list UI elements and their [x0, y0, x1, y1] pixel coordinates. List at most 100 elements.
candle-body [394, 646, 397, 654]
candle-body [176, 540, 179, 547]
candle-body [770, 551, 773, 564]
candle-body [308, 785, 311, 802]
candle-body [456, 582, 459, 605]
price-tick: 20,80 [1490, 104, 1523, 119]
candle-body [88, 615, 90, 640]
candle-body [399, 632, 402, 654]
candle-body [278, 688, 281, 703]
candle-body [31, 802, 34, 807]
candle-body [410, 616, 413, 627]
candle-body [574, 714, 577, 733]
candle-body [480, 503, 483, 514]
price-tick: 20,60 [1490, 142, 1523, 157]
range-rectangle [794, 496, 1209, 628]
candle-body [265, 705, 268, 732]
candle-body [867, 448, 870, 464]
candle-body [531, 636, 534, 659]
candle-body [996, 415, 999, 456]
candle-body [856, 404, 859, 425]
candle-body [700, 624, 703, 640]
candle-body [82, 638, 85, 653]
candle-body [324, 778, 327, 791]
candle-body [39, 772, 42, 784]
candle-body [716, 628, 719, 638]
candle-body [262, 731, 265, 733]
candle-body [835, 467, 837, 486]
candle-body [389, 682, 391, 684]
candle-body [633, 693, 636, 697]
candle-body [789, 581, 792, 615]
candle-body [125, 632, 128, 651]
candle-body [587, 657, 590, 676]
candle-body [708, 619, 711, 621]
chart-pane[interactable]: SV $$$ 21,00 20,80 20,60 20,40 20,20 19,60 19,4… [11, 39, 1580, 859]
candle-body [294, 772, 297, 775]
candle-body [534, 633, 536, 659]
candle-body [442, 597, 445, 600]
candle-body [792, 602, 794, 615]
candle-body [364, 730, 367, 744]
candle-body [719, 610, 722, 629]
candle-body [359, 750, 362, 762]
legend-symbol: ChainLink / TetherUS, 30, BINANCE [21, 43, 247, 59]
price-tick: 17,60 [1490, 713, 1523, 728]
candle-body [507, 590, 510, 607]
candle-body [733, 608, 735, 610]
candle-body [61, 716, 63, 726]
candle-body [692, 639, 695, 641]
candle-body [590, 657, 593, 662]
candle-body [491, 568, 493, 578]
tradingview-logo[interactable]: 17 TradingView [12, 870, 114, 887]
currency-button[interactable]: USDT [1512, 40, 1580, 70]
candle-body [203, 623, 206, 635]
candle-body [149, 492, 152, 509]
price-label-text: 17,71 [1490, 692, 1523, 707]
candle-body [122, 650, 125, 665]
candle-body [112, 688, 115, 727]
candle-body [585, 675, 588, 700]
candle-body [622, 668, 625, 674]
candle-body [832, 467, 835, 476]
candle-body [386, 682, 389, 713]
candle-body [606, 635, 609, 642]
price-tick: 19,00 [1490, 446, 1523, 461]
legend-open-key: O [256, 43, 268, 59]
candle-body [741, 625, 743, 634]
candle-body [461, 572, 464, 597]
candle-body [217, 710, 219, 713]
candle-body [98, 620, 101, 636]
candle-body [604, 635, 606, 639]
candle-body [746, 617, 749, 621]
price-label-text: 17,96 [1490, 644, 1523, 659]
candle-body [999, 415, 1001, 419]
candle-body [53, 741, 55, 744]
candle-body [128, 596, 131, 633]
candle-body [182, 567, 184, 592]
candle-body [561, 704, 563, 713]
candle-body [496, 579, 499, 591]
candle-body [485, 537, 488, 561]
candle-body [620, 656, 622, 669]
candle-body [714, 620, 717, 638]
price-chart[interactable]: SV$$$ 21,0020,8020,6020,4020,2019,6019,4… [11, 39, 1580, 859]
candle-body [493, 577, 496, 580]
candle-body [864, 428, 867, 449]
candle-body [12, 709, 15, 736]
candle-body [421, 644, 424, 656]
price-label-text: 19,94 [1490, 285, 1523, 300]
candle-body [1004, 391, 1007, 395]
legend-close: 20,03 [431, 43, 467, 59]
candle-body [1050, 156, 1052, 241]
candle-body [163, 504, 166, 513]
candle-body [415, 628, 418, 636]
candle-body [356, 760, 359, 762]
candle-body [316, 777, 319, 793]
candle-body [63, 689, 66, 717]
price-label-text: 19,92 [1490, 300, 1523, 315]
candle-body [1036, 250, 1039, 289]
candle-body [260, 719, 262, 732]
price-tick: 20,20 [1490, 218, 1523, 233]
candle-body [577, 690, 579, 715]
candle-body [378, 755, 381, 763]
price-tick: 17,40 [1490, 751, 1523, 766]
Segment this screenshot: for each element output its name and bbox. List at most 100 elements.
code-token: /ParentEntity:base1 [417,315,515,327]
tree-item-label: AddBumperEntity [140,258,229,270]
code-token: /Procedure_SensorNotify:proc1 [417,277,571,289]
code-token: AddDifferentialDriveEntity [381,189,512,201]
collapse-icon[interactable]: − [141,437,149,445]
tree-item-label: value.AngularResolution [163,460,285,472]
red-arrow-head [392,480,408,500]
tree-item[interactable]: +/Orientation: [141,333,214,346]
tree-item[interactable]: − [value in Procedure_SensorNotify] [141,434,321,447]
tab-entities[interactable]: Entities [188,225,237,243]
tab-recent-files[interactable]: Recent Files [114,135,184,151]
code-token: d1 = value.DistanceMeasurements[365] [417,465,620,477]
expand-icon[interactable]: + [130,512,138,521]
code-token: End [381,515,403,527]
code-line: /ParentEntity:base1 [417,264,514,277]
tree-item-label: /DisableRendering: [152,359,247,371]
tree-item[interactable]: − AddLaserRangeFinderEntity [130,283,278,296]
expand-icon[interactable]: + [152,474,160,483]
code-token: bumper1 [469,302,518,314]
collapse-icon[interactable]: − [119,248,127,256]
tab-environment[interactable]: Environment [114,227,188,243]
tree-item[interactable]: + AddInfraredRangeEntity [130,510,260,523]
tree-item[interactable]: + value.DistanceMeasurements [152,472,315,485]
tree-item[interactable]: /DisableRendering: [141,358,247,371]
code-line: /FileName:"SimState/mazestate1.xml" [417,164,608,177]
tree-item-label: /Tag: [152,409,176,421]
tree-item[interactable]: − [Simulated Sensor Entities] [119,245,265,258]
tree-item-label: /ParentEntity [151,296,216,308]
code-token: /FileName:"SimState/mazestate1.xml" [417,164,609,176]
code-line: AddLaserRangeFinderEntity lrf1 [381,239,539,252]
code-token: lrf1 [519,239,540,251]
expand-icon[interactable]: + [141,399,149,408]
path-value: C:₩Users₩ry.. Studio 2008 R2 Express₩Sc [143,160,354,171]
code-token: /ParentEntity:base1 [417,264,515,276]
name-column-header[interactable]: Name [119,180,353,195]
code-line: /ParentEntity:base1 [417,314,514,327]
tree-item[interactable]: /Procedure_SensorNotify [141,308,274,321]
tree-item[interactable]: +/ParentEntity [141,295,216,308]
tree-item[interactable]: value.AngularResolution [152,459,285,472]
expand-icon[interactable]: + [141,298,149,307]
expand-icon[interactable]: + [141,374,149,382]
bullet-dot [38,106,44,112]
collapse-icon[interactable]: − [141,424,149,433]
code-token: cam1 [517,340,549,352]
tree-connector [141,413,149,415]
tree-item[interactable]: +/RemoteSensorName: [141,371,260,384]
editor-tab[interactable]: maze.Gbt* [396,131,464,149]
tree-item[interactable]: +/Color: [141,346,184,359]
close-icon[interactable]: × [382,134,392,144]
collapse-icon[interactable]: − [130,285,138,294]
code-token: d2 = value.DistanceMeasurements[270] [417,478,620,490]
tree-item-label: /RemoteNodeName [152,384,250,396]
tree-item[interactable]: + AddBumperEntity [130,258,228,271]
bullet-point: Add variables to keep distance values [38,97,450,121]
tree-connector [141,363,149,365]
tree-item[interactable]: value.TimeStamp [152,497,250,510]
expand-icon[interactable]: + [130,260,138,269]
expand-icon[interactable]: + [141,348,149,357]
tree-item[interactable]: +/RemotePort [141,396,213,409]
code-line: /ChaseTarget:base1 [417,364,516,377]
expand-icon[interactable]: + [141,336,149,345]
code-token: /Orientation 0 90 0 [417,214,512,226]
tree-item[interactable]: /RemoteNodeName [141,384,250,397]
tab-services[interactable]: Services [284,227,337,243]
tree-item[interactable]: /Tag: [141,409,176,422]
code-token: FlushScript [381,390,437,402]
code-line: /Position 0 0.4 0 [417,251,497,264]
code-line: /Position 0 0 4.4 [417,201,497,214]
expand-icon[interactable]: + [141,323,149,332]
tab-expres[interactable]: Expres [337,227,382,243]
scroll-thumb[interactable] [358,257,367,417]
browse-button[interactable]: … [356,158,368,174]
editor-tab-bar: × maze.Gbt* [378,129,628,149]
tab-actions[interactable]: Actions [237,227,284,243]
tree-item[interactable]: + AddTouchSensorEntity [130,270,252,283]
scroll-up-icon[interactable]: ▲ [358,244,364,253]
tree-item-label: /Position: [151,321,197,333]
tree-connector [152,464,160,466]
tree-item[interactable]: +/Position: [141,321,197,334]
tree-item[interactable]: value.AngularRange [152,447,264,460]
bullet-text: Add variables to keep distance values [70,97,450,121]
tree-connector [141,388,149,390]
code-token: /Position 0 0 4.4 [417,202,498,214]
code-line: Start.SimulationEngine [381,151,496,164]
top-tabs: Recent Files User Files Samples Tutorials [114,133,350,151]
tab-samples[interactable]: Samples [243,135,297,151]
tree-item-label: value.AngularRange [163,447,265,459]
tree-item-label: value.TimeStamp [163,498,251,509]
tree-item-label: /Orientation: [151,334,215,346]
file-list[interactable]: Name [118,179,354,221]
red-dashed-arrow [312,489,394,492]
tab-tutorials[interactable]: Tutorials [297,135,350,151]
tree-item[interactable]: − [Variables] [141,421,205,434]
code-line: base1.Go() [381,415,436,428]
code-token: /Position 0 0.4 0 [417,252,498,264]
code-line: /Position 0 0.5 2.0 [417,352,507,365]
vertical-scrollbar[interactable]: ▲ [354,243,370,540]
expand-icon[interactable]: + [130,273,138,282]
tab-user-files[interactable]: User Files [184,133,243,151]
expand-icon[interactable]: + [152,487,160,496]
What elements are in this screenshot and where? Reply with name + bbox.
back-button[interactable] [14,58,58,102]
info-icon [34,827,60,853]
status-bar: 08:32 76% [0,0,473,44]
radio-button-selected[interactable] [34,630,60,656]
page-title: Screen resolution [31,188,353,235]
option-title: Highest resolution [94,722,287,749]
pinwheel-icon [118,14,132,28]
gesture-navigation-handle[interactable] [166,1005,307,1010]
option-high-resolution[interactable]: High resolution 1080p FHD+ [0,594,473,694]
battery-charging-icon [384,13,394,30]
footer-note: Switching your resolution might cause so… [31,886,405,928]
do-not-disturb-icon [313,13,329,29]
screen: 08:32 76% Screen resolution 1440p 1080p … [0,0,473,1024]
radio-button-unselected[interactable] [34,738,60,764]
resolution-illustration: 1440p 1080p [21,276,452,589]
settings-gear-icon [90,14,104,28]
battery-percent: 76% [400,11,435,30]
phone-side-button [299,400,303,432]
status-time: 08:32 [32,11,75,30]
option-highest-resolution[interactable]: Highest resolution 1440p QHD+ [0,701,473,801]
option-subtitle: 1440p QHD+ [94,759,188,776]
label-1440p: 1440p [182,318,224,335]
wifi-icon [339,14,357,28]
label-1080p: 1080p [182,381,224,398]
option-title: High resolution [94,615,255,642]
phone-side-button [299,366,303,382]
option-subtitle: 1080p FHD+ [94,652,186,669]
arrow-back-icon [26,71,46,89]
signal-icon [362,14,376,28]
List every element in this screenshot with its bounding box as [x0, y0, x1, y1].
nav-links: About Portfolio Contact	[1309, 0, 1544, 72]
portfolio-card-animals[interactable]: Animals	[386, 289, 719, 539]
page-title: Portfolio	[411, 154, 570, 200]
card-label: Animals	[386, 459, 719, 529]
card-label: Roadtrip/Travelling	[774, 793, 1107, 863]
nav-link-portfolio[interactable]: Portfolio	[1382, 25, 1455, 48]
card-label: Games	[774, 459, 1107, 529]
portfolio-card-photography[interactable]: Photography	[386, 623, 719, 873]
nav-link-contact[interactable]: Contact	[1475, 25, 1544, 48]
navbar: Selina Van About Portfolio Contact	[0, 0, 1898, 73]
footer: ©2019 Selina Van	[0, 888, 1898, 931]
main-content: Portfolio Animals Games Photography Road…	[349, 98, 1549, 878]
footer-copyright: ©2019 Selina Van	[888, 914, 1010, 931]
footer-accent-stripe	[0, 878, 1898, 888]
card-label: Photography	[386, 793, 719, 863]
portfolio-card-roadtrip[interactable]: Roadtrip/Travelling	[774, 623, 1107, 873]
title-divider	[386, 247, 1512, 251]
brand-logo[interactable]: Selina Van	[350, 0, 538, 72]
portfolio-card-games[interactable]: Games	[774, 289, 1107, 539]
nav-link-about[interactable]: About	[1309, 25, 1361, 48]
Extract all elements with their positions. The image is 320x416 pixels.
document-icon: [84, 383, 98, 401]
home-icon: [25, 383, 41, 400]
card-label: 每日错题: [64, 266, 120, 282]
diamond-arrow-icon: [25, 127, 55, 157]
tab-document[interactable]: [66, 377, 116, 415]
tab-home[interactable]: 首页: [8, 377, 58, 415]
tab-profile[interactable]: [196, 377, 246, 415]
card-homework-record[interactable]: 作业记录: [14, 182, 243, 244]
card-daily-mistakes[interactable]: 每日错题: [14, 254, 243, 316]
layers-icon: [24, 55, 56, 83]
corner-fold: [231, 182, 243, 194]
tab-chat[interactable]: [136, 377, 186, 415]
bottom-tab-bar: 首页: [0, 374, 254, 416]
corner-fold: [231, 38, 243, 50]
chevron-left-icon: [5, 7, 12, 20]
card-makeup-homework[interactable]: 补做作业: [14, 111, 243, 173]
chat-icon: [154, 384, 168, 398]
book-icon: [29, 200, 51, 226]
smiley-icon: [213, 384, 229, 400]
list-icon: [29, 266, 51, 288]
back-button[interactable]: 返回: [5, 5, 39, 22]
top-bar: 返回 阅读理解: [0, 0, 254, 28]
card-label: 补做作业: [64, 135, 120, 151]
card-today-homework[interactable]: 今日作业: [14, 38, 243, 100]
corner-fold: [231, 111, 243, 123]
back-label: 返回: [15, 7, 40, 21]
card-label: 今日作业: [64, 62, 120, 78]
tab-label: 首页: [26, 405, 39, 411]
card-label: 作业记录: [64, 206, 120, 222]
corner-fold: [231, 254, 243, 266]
○ ○ ○ ○
[Problem] Filter the rows above down to those containing the string "AngularRange", and copy each one in full.

[Written response]
tree-item[interactable]: value.AngularRange [152,447,264,460]
tree-item-label: value.AngularRange [163,447,265,459]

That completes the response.